> [EXTRAIT FOURNI]
Radio-Canada nous prend pour des cons (tribuables)


Sophie Durocher
Quelle est la différence entre la radio/télévision publique et la radio/télévision privée? La radio et la télévision privées sont des entreprises commerciales. La radio et la télévision publique, non.
Alors pourquoi Radio-Canada s’obstine à se comporter en tous points exactement comme une entreprise commerciale?
UN INFOMERCIAL
C’est la question que je me suis posée quand j’ai lu dans La Presse que la société d’État nous prenait pour des cons. Enfin, ce n’est pas comme ça que le journaliste Mario Girard l’a exprimé, mais il nous a appris que c’était une «pratique courante» dans les émissions de variétés de Rad-Can de nous présenter des entrevues qui étaient en fait des publicités déguisées.
Vous écoutez Bonsoir bonsoir! ou On va se le dire et vous pensez bien naïvement que la personne interviewée est là à cause de sa scintillante conversation, alors qu’en fait, elle est là parce que... elle (ou son entreprise) a acheté sa place dans l’émission. Ce n’est même pas un placement de produit. C’est le produit qui parle en entrevue avec l’animateur. Et nous, les cons (tribuables), on se fait entuber.
Radio-Canada reçoit déjà 1,4 G$ par année du gouvernement, Mark Carney leur a promis 150 M$ de plus, ils pigent abondamment dans la tarte publicitaire, ils nous font payer deux fois pour du contenu en nous chargeant des frais d’abonnement pour l’Extra de Tou.tv, mais en plus, ils nous fourguent des publicités déguisées en discussion anodine. Il y a quelqu’un quelque part qui se moque de nous!

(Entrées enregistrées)
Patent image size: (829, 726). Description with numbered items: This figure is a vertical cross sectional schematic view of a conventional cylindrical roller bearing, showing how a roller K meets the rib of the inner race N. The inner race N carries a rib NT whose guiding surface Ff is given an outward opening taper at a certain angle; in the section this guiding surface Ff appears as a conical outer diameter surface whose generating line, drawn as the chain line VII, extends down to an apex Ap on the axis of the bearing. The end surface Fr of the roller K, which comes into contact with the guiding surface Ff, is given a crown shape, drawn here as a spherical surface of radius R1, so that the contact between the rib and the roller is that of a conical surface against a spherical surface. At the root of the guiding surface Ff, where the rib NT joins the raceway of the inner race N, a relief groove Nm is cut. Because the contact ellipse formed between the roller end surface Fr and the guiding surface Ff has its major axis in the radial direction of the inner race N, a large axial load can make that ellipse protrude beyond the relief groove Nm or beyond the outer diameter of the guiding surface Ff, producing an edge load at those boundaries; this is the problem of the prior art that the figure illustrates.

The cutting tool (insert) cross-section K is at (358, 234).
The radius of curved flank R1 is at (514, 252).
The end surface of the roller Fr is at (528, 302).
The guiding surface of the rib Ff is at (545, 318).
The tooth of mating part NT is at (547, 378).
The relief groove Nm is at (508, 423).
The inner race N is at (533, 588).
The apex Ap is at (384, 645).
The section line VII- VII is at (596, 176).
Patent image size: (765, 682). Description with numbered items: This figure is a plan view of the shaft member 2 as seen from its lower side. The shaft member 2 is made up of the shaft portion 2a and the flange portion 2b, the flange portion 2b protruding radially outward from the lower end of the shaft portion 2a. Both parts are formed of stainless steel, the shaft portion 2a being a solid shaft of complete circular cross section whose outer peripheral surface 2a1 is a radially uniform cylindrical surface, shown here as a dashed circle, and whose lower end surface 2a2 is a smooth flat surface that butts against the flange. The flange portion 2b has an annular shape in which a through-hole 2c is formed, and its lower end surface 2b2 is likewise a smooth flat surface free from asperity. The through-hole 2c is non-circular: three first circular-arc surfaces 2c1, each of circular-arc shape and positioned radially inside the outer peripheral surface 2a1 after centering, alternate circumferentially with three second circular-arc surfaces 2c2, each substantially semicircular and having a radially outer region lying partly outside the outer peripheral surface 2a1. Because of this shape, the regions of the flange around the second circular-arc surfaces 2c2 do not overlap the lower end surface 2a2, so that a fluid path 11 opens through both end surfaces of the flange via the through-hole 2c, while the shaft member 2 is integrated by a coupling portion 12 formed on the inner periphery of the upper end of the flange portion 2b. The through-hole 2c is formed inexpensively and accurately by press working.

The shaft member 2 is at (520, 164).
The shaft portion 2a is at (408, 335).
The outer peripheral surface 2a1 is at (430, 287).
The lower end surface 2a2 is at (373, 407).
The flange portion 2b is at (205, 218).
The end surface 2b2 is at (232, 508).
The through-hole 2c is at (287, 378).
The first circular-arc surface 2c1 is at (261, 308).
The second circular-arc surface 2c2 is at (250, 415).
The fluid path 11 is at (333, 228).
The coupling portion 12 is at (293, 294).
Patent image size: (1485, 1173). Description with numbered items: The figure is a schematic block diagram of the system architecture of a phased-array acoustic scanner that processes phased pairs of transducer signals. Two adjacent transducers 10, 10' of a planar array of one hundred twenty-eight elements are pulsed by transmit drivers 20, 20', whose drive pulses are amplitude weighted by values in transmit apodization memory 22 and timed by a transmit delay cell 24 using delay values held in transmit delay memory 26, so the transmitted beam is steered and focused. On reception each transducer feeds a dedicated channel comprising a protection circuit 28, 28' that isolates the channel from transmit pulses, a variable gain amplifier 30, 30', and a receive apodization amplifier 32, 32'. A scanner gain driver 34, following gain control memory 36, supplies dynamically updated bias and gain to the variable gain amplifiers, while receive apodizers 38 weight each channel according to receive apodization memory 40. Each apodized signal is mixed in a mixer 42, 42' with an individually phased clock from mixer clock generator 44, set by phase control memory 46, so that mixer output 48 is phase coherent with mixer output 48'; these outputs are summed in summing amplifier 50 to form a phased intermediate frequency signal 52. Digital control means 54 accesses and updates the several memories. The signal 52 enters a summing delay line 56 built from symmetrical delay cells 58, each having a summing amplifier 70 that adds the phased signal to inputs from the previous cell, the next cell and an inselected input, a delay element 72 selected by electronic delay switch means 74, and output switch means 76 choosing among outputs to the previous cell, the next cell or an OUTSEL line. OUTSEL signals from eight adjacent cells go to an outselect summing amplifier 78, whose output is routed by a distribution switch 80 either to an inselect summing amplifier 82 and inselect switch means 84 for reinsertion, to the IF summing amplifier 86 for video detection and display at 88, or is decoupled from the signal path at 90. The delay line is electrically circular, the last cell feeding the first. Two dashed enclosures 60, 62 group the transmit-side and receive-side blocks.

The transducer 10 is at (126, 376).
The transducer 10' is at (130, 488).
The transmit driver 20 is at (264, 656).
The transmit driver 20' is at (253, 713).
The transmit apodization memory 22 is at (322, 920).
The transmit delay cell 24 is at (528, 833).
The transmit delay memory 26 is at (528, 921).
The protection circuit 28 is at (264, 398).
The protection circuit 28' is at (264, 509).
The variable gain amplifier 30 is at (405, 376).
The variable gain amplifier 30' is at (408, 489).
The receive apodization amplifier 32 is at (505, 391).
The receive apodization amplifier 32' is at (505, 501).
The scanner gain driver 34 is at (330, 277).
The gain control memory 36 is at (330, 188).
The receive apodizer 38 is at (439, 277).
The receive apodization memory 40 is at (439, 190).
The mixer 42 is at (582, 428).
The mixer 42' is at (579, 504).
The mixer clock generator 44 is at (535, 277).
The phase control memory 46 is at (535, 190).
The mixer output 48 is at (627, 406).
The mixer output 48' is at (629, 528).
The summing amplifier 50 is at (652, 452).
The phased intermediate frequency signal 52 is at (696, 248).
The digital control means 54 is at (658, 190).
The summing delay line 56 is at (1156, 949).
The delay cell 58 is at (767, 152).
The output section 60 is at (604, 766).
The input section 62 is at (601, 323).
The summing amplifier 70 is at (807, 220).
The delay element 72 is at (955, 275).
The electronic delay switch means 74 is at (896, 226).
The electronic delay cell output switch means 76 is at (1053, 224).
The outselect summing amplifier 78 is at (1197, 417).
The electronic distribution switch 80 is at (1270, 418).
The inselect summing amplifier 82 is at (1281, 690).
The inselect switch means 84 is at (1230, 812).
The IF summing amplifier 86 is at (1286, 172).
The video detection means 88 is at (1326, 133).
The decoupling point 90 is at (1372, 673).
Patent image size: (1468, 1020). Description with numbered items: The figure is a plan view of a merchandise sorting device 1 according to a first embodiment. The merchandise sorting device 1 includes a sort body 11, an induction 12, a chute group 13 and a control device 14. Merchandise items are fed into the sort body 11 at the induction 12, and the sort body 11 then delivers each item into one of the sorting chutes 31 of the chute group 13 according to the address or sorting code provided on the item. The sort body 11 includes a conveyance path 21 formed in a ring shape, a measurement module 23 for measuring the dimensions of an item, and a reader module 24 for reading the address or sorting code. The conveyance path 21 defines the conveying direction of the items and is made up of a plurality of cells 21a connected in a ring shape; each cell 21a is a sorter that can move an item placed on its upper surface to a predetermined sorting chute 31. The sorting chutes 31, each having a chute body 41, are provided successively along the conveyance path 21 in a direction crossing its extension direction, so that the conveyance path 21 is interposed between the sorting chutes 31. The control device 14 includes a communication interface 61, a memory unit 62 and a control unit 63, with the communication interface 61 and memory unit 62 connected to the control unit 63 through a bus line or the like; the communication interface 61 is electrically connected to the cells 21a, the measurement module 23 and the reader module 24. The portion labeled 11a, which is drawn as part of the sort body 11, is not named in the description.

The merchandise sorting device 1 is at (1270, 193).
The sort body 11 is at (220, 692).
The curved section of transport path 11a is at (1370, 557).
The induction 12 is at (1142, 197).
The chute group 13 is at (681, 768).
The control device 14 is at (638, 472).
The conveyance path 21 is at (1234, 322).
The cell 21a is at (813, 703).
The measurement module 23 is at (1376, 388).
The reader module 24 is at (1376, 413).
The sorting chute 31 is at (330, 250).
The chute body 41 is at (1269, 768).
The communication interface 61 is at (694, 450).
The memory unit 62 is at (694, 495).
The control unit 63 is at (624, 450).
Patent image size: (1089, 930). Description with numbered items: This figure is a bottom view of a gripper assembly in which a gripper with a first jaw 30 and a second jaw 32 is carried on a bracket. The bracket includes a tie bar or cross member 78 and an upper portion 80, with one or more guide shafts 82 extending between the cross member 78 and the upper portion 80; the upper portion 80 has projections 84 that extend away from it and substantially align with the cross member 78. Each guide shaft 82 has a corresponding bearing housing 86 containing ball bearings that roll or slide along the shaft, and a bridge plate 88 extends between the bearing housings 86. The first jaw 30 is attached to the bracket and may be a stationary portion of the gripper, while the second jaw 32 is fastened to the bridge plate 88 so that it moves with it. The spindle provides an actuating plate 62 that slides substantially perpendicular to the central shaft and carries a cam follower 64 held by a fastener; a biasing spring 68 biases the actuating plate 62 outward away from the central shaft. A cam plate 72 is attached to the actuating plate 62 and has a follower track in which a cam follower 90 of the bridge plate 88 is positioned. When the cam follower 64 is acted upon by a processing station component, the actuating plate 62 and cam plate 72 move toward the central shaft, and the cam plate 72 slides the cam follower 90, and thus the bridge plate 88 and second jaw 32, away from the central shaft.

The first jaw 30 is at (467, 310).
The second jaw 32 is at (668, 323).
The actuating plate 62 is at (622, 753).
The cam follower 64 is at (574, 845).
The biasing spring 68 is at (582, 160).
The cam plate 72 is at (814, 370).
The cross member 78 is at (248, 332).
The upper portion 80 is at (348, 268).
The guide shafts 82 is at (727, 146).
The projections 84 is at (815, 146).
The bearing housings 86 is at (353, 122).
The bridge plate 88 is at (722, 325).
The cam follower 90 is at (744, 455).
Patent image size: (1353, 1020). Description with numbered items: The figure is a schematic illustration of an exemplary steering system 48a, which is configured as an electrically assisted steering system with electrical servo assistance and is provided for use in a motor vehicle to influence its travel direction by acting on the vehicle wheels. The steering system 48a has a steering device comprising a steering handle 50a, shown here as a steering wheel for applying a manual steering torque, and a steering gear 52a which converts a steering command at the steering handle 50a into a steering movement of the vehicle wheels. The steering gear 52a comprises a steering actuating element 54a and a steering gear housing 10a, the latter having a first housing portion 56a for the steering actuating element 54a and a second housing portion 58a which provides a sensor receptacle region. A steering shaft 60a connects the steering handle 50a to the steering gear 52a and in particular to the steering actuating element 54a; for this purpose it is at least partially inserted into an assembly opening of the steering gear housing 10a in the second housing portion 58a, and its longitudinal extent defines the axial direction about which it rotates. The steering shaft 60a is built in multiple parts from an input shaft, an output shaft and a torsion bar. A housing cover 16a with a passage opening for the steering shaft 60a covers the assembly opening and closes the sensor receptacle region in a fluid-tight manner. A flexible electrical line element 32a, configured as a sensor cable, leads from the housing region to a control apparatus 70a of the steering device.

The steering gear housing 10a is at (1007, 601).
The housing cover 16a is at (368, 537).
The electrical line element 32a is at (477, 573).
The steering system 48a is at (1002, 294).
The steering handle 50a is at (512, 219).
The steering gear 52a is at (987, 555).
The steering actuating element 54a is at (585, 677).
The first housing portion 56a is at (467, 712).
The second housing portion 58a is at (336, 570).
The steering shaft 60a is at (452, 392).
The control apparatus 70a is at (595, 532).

> [CONSIGNES DE L'EXERCICE]
1. Dans l'extrait sur Radio-Canada, présentez sous forme de liste les faits principaux du paragraphe commençant par « Radio-Canada reçoit déjà 1,4 G$ ».
2. Reproduisez sans rien changer le passage de l'extrait sur Radio-Canada allant de « Vous écoutez Bonsoir » à « se fait entuber. ».

> [RÉPONSES AUX CONSIGNES]
1.
- Radio-Canada reçoit déjà 1,4 G$ par année du gouvernement.
- Mark Carney lui a promis 150 M$ de plus.
- La société pige abondamment dans la tarte publicitaire.
- Elle fait payer deux fois pour du contenu en exigeant des frais d'abonnement pour l'Extra de Tou.tv.
- Elle présente en plus des publicités déguisées en discussion anodine.

2.
Vous écoutez Bonsoir bonsoir! ou On va se le dire et vous pensez bien naïvement que la personne interviewée est là à cause de sa scintillante conversation, alors qu’en fait, elle est là parce que... elle (ou son entreprise) a acheté sa place dans l’émission. Ce n’est même pas un placement de produit. C’est le produit qui parle en entrevue avec l’animateur. Et nous, les cons (tribuables), on se fait entuber.